▸ Aim: Can you write out the whole listing exactly?

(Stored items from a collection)
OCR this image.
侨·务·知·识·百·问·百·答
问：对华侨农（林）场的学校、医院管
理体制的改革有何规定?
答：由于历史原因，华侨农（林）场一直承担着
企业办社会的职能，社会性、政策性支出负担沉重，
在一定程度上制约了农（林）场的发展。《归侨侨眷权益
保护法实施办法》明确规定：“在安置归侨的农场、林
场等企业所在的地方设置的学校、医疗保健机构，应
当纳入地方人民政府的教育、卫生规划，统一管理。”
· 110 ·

▸ Complete response:
OCR this image.
侨·务·知·识·百·问·百·答
问：对华侨农（林）场的学校、医院管
理体制的改革有何规定?
答：由于历史原因，华侨农（林）场一直承担着
企业办社会的职能，社会性、政策性支出负担沉重，
在一定程度上制约了农（林）场的发展。《归侨侨眷权益
保护法实施办法》明确规定：“在安置归侨的农场、林
场等企业所在的地方设置的学校、医疗保健机构，应
当纳入地方人民政府的教育、卫生规划，统一管理。”
· 110 ·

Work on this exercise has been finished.